Lines containing "qualquer" are to be counted. Give the number and nothing more.

═════ RAW RECORDS

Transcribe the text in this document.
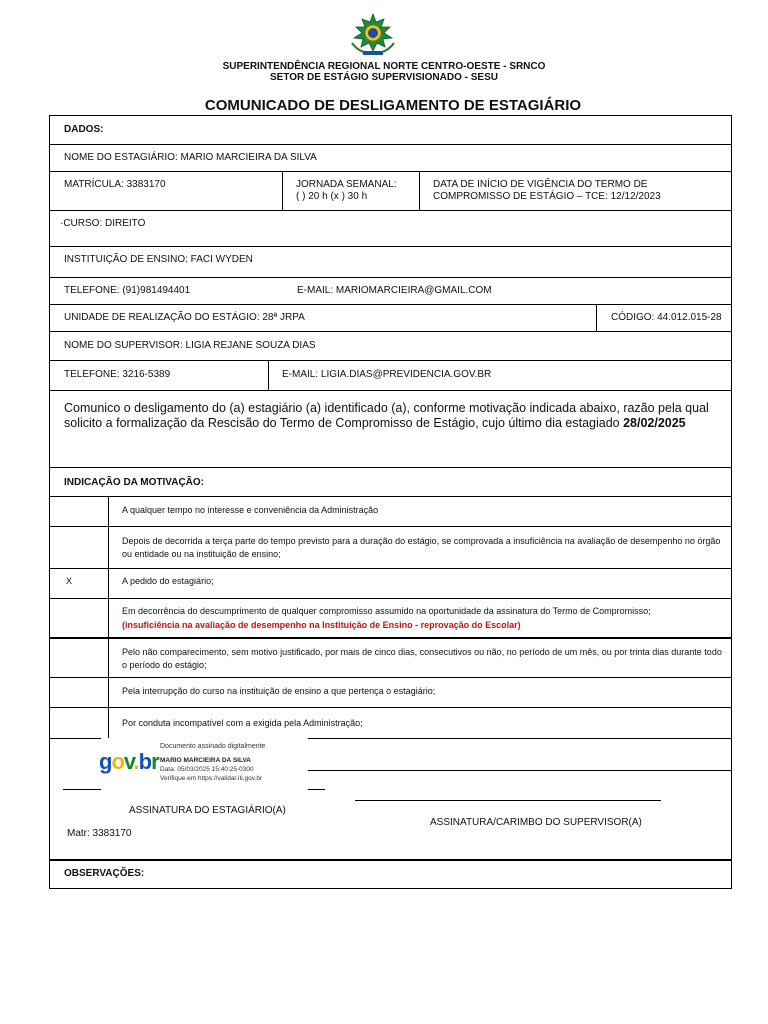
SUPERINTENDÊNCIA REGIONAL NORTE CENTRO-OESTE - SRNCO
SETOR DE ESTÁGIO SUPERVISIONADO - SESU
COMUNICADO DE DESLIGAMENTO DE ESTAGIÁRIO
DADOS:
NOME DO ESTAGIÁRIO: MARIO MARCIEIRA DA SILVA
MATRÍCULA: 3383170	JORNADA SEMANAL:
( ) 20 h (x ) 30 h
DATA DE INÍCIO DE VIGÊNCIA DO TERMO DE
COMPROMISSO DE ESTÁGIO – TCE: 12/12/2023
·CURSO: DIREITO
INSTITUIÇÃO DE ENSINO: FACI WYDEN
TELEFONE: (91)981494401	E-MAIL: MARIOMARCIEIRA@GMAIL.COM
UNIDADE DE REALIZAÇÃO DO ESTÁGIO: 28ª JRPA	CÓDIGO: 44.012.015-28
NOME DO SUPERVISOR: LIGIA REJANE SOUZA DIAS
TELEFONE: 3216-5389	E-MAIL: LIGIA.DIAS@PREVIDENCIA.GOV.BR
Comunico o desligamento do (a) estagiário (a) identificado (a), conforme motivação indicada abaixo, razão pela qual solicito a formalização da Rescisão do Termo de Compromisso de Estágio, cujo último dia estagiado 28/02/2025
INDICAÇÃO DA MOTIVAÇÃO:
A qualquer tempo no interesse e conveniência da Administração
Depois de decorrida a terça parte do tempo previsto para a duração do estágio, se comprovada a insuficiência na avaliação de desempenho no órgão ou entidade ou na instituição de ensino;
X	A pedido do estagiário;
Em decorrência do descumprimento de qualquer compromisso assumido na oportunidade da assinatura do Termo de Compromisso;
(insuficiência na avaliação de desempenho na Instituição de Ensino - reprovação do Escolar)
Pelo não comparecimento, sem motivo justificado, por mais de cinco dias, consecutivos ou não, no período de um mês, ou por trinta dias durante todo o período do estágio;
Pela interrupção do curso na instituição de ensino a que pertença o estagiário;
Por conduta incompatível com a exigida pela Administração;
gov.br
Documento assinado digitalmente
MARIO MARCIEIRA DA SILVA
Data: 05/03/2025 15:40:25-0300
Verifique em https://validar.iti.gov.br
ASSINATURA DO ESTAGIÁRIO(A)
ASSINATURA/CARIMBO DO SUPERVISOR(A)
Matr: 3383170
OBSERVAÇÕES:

══════════
═════ RAW RECORDS

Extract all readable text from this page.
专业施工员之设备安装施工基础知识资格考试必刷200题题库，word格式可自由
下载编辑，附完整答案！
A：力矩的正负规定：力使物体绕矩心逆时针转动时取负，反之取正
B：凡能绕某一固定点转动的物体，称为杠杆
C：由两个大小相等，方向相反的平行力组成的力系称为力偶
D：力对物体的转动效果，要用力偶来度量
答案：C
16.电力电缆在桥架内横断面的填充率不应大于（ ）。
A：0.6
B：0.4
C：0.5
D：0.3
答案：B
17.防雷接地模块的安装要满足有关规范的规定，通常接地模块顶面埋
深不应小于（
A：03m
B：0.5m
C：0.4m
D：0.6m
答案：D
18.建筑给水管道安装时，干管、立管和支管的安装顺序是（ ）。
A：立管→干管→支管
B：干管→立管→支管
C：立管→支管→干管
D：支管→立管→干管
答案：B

══════════

• _TASK SOLUTION_
2